» **What you will do**
Filter the records below and copy every line containing the word "Motion".

Figure content listings:
——

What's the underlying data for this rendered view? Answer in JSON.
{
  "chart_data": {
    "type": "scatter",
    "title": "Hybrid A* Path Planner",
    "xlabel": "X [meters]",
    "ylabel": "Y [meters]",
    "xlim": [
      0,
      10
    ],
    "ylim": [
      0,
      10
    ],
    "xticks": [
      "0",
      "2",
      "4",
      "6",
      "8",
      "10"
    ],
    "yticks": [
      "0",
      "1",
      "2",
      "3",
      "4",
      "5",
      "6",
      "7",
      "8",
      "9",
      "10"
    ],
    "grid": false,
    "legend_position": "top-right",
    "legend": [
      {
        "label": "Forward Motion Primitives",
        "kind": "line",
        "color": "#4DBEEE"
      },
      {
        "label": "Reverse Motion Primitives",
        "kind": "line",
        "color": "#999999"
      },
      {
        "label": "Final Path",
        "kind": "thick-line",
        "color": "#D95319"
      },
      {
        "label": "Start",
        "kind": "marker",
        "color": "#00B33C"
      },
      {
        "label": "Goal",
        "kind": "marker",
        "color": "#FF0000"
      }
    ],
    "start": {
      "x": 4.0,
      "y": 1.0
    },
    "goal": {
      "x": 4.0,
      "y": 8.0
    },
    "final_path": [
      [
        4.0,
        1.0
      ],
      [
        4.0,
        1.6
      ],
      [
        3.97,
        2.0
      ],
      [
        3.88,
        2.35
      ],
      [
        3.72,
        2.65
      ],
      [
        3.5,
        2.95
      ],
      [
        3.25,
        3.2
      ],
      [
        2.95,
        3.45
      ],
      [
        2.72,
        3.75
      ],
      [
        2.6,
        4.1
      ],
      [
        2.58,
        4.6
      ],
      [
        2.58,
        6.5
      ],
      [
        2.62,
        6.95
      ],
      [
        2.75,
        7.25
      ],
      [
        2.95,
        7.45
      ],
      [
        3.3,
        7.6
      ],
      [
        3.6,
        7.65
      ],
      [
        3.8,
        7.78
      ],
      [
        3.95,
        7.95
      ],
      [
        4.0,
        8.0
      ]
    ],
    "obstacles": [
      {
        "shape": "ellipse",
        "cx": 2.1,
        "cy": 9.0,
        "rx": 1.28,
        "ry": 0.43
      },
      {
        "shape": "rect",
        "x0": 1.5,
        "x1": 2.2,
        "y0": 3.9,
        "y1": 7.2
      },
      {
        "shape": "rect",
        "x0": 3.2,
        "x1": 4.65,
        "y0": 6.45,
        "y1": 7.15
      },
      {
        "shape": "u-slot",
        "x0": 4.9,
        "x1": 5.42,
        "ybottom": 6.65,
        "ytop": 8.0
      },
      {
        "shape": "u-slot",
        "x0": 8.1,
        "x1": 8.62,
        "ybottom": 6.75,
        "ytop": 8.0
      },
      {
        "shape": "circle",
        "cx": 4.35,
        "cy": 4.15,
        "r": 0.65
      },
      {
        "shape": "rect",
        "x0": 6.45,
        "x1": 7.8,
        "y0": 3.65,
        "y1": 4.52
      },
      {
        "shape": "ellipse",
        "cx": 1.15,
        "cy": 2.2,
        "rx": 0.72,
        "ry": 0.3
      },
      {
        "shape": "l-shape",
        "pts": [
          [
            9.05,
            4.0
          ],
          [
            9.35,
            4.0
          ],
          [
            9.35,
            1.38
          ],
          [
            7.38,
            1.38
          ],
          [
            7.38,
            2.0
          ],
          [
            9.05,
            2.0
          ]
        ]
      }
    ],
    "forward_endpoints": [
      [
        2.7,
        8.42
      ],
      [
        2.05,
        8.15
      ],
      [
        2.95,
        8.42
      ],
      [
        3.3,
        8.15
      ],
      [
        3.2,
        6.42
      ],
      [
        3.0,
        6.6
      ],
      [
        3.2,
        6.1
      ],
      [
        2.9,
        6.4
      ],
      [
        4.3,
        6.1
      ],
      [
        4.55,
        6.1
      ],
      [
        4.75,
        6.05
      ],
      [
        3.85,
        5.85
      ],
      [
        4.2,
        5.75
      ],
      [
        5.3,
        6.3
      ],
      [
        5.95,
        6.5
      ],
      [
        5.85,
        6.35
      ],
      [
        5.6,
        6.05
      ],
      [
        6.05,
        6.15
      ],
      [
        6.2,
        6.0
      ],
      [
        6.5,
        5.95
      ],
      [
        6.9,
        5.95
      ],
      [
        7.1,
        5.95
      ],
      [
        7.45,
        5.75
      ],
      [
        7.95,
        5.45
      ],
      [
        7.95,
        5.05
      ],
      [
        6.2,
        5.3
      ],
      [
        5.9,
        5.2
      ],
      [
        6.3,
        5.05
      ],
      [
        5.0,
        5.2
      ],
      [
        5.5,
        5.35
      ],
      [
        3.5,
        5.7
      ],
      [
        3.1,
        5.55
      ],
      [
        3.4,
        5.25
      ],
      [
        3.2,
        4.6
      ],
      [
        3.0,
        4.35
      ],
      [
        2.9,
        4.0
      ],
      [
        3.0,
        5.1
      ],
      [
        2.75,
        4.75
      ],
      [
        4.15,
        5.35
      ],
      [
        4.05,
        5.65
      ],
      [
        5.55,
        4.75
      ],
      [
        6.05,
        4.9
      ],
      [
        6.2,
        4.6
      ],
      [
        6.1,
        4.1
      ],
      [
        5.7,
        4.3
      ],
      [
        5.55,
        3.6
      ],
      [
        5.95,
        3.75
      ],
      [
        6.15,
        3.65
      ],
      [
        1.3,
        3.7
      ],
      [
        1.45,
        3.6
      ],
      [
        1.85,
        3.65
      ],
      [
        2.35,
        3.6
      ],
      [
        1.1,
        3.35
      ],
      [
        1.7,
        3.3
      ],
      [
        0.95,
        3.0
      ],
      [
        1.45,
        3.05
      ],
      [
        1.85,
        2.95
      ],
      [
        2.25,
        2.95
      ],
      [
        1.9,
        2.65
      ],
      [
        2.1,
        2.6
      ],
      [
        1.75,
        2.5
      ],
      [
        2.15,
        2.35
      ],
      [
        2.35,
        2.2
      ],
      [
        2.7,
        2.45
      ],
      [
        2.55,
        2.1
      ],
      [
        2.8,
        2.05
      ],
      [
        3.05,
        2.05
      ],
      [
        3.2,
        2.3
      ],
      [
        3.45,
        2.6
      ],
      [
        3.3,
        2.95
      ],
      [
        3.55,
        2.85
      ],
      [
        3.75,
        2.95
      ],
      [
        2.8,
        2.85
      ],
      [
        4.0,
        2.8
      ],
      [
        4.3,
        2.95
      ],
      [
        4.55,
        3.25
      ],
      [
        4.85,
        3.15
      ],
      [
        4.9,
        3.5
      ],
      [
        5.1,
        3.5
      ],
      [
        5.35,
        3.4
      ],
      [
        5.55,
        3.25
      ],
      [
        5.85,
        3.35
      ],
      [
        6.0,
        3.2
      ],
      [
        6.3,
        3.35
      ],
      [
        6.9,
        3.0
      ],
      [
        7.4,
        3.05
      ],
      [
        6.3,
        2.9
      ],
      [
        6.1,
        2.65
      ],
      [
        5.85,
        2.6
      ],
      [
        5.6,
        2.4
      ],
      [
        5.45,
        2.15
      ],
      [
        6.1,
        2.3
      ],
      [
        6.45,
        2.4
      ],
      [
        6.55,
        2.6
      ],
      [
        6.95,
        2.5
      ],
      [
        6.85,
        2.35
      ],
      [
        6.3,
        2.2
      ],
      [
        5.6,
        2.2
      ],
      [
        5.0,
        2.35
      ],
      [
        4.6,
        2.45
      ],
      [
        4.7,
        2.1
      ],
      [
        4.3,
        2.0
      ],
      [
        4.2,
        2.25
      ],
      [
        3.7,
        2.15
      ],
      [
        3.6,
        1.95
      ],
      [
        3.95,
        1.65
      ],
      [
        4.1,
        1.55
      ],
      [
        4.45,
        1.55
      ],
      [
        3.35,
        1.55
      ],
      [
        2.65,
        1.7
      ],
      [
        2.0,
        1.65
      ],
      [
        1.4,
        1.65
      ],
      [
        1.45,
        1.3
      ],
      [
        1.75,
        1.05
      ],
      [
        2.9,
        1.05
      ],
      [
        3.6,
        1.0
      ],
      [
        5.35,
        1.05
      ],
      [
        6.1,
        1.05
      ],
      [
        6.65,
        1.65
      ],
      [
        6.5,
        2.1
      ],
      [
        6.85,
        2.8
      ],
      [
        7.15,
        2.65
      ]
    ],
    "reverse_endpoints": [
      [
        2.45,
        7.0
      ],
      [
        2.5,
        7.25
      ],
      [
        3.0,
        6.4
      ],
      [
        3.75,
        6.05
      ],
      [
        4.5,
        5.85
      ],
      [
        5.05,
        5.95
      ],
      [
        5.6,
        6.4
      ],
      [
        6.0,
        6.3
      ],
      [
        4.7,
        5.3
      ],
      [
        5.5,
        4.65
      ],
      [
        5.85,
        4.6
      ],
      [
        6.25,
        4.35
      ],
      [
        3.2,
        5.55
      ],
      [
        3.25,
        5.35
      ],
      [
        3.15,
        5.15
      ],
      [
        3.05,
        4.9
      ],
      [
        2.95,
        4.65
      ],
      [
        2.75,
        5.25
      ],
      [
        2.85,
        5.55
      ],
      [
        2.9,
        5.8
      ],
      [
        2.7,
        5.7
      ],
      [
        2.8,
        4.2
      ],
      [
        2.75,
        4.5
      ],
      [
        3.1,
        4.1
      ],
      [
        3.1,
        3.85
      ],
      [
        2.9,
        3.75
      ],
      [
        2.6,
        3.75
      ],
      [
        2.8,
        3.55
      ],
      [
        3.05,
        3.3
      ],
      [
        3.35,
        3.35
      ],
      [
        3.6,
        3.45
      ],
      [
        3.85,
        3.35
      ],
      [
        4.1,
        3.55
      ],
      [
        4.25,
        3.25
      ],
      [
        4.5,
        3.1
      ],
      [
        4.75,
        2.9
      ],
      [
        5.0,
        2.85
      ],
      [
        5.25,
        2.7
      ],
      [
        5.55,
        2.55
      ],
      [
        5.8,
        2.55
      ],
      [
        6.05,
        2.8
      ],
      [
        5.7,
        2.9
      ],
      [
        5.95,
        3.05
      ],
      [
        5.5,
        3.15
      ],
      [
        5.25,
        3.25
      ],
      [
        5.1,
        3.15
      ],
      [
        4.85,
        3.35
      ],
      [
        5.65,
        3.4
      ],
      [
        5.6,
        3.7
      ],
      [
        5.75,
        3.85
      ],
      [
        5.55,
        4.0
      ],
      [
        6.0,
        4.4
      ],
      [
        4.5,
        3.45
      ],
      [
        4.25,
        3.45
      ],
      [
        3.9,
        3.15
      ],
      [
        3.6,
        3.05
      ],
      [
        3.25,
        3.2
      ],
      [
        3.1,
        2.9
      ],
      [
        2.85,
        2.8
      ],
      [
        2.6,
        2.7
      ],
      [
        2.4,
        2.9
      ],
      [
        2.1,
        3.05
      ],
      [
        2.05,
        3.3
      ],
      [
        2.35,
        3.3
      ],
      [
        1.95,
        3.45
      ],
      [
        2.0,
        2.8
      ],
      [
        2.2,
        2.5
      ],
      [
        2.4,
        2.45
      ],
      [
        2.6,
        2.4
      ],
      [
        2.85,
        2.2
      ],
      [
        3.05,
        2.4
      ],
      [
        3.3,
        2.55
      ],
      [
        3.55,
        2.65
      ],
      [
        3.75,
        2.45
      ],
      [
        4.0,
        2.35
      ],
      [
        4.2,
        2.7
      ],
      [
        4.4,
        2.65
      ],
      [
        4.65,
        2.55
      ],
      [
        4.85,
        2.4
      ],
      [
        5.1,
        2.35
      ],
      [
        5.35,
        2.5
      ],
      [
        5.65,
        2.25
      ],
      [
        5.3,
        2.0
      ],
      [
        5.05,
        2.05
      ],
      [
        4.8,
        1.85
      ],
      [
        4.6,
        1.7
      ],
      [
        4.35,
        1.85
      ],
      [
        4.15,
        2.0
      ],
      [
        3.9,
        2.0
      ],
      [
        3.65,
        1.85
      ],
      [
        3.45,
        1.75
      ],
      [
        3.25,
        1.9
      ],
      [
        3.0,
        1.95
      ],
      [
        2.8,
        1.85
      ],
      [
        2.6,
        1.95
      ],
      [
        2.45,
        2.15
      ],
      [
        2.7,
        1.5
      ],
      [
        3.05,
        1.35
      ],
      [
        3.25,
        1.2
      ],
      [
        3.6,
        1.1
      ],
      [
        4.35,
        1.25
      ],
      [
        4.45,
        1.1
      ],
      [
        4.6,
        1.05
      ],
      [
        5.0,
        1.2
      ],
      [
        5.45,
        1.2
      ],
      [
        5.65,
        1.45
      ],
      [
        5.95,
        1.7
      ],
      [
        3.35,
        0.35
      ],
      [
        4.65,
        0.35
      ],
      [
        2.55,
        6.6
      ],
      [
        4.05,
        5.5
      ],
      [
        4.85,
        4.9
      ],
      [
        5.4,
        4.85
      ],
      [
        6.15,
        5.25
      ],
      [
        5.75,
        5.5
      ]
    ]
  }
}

——

» **Response to the task**
        "label": "Forward Motion Primitives",
        "label": "Reverse Motion Primitives",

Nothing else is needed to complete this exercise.